▶ TASK DETAILS
Copy out all of the records. Keep every word exact.
EXCERPTED DATA below:
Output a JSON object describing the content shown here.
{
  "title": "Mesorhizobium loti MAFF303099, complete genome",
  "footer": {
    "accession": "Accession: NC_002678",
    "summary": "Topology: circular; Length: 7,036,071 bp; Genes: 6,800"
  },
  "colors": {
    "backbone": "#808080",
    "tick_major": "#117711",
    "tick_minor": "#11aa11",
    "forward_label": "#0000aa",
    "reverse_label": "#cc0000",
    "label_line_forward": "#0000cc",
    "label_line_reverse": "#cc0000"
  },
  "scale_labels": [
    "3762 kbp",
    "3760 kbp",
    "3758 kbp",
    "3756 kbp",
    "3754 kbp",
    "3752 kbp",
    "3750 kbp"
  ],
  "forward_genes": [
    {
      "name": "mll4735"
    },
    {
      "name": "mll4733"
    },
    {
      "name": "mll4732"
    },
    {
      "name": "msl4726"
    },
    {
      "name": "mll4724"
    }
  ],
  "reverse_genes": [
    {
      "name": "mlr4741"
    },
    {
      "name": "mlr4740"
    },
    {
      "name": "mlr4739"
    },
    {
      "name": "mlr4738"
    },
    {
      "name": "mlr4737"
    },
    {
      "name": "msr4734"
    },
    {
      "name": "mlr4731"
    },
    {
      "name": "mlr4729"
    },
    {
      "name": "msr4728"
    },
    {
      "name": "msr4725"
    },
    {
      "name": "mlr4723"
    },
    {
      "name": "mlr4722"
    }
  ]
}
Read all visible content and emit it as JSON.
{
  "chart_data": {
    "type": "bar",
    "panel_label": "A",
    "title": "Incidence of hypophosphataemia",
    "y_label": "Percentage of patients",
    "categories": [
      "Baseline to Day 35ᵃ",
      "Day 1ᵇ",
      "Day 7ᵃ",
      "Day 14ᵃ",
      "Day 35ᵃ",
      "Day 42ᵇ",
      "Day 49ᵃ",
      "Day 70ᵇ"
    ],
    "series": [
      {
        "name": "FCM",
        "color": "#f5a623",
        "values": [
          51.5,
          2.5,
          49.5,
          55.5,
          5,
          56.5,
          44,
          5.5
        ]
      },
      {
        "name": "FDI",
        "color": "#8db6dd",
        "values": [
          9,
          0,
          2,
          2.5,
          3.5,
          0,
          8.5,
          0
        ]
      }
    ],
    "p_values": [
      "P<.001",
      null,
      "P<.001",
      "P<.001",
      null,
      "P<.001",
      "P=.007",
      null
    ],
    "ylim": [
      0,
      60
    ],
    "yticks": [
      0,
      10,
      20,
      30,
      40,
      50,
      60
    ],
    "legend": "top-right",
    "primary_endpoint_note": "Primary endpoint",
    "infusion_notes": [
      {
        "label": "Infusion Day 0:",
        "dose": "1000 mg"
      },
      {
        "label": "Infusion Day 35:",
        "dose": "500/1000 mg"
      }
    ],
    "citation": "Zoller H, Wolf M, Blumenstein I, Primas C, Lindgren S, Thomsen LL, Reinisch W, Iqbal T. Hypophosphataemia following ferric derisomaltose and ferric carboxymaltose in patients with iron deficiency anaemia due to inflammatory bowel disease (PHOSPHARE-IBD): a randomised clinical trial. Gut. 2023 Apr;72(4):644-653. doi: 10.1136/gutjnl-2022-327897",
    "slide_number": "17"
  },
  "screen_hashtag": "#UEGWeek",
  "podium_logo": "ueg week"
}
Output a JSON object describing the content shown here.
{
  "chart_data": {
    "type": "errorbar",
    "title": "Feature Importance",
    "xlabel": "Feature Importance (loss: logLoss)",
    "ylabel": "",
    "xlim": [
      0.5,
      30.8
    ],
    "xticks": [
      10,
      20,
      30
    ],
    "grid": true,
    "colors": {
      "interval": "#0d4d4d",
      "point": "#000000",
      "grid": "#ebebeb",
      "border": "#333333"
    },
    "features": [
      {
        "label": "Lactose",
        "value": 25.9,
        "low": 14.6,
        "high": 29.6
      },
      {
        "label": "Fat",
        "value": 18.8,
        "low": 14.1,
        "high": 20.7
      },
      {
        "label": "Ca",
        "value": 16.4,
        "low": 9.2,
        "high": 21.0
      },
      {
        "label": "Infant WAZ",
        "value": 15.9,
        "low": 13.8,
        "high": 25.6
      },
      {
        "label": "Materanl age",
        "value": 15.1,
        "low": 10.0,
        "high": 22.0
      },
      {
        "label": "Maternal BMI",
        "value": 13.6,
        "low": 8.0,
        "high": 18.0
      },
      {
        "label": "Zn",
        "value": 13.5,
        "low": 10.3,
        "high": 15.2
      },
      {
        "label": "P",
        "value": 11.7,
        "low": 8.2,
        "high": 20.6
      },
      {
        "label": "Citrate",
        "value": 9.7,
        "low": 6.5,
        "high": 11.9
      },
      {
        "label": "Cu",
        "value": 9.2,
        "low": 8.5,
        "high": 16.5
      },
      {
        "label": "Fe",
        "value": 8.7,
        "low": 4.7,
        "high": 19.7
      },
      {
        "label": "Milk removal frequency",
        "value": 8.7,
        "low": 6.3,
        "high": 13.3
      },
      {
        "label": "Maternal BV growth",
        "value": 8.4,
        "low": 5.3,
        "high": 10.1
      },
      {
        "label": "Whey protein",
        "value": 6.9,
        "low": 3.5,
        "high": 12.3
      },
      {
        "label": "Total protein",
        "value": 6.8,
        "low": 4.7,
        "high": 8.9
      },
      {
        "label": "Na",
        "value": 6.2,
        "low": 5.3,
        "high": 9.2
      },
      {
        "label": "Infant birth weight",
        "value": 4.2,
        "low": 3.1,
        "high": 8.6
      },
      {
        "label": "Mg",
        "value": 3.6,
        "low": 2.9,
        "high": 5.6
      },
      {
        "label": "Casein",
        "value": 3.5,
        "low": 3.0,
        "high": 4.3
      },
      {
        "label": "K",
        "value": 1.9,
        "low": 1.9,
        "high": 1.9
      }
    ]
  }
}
End of EXCERPTED DATA.
▶ REPLY TO THE EXERCISE
Output a JSON object describing the content shown here.
{
  "title": "Mesorhizobium loti MAFF303099, complete genome",
  "footer": {
    "accession": "Accession: NC_002678",
    "summary": "Topology: circular; Length: 7,036,071 bp; Genes: 6,800"
  },
  "colors": {
    "backbone": "#808080",
    "tick_major": "#117711",
    "tick_minor": "#11aa11",
    "forward_label": "#0000aa",
    "reverse_label": "#cc0000",
    "label_line_forward": "#0000cc",
    "label_line_reverse": "#cc0000"
  },
  "scale_labels": [
    "3762 kbp",
    "3760 kbp",
    "3758 kbp",
    "3756 kbp",
    "3754 kbp",
    "3752 kbp",
    "3750 kbp"
  ],
  "forward_genes": [
    {
      "name": "mll4735"
    },
    {
      "name": "mll4733"
    },
    {
      "name": "mll4732"
    },
    {
      "name": "msl4726"
    },
    {
      "name": "mll4724"
    }
  ],
  "reverse_genes": [
    {
      "name": "mlr4741"
    },
    {
      "name": "mlr4740"
    },
    {
      "name": "mlr4739"
    },
    {
      "name": "mlr4738"
    },
    {
      "name": "mlr4737"
    },
    {
      "name": "msr4734"
    },
    {
      "name": "mlr4731"
    },
    {
      "name": "mlr4729"
    },
    {
      "name": "msr4728"
    },
    {
      "name": "msr4725"
    },
    {
      "name": "mlr4723"
    },
    {
      "name": "mlr4722"
    }
  ]
}
Read all visible content and emit it as JSON.
{
  "chart_data": {
    "type": "bar",
    "panel_label": "A",
    "title": "Incidence of hypophosphataemia",
    "y_label": "Percentage of patients",
    "categories": [
      "Baseline to Day 35ᵃ",
      "Day 1ᵇ",
      "Day 7ᵃ",
      "Day 14ᵃ",
      "Day 35ᵃ",
      "Day 42ᵇ",
      "Day 49ᵃ",
      "Day 70ᵇ"
    ],
    "series": [
      {
        "name": "FCM",
        "color": "#f5a623",
        "values": [
          51.5,
          2.5,
          49.5,
          55.5,
          5,
          56.5,
          44,
          5.5
        ]
      },
      {
        "name": "FDI",
        "color": "#8db6dd",
        "values": [
          9,
          0,
          2,
          2.5,
          3.5,
          0,
          8.5,
          0
        ]
      }
    ],
    "p_values": [
      "P<.001",
      null,
      "P<.001",
      "P<.001",
      null,
      "P<.001",
      "P=.007",
      null
    ],
    "ylim": [
      0,
      60
    ],
    "yticks": [
      0,
      10,
      20,
      30,
      40,
      50,
      60
    ],
    "legend": "top-right",
    "primary_endpoint_note": "Primary endpoint",
    "infusion_notes": [
      {
        "label": "Infusion Day 0:",
        "dose": "1000 mg"
      },
      {
        "label": "Infusion Day 35:",
        "dose": "500/1000 mg"
      }
    ],
    "citation": "Zoller H, Wolf M, Blumenstein I, Primas C, Lindgren S, Thomsen LL, Reinisch W, Iqbal T. Hypophosphataemia following ferric derisomaltose and ferric carboxymaltose in patients with iron deficiency anaemia due to inflammatory bowel disease (PHOSPHARE-IBD): a randomised clinical trial. Gut. 2023 Apr;72(4):644-653. doi: 10.1136/gutjnl-2022-327897",
    "slide_number": "17"
  },
  "screen_hashtag": "#UEGWeek",
  "podium_logo": "ueg week"
}
Output a JSON object describing the content shown here.
{
  "chart_data": {
    "type": "errorbar",
    "title": "Feature Importance",
    "xlabel": "Feature Importance (loss: logLoss)",
    "ylabel": "",
    "xlim": [
      0.5,
      30.8
    ],
    "xticks": [
      10,
      20,
      30
    ],
    "grid": true,
    "colors": {
      "interval": "#0d4d4d",
      "point": "#000000",
      "grid": "#ebebeb",
      "border": "#333333"
    },
    "features": [
      {
        "label": "Lactose",
        "value": 25.9,
        "low": 14.6,
        "high": 29.6
      },
      {
        "label": "Fat",
        "value": 18.8,
        "low": 14.1,
        "high": 20.7
      },
      {
        "label": "Ca",
        "value": 16.4,
        "low": 9.2,
        "high": 21.0
      },
      {
        "label": "Infant WAZ",
        "value": 15.9,
        "low": 13.8,
        "high": 25.6
      },
      {
        "label": "Materanl age",
        "value": 15.1,
        "low": 10.0,
        "high": 22.0
      },
      {
        "label": "Maternal BMI",
        "value": 13.6,
        "low": 8.0,
        "high": 18.0
      },
      {
        "label": "Zn",
        "value": 13.5,
        "low": 10.3,
        "high": 15.2
      },
      {
        "label": "P",
        "value": 11.7,
        "low": 8.2,
        "high": 20.6
      },
      {
        "label": "Citrate",
        "value": 9.7,
        "low": 6.5,
        "high": 11.9
      },
      {
        "label": "Cu",
        "value": 9.2,
        "low": 8.5,
        "high": 16.5
      },
      {
        "label": "Fe",
        "value": 8.7,
        "low": 4.7,
        "high": 19.7
      },
      {
        "label": "Milk removal frequency",
        "value": 8.7,
        "low": 6.3,
        "high": 13.3
      },
      {
        "label": "Maternal BV growth",
        "value": 8.4,
        "low": 5.3,
        "high": 10.1
      },
      {
        "label": "Whey protein",
        "value": 6.9,
        "low": 3.5,
        "high": 12.3
      },
      {
        "label": "Total protein",
        "value": 6.8,
        "low": 4.7,
        "high": 8.9
      },
      {
        "label": "Na",
        "value": 6.2,
        "low": 5.3,
        "high": 9.2
      },
      {
        "label": "Infant birth weight",
        "value": 4.2,
        "low": 3.1,
        "high": 8.6
      },
      {
        "label": "Mg",
        "value": 3.6,
        "low": 2.9,
        "high": 5.6
      },
      {
        "label": "Casein",
        "value": 3.5,
        "low": 3.0,
        "high": 4.3
      },
      {
        "label": "K",
        "value": 1.9,
        "low": 1.9,
        "high": 1.9
      }
    ]
  }
}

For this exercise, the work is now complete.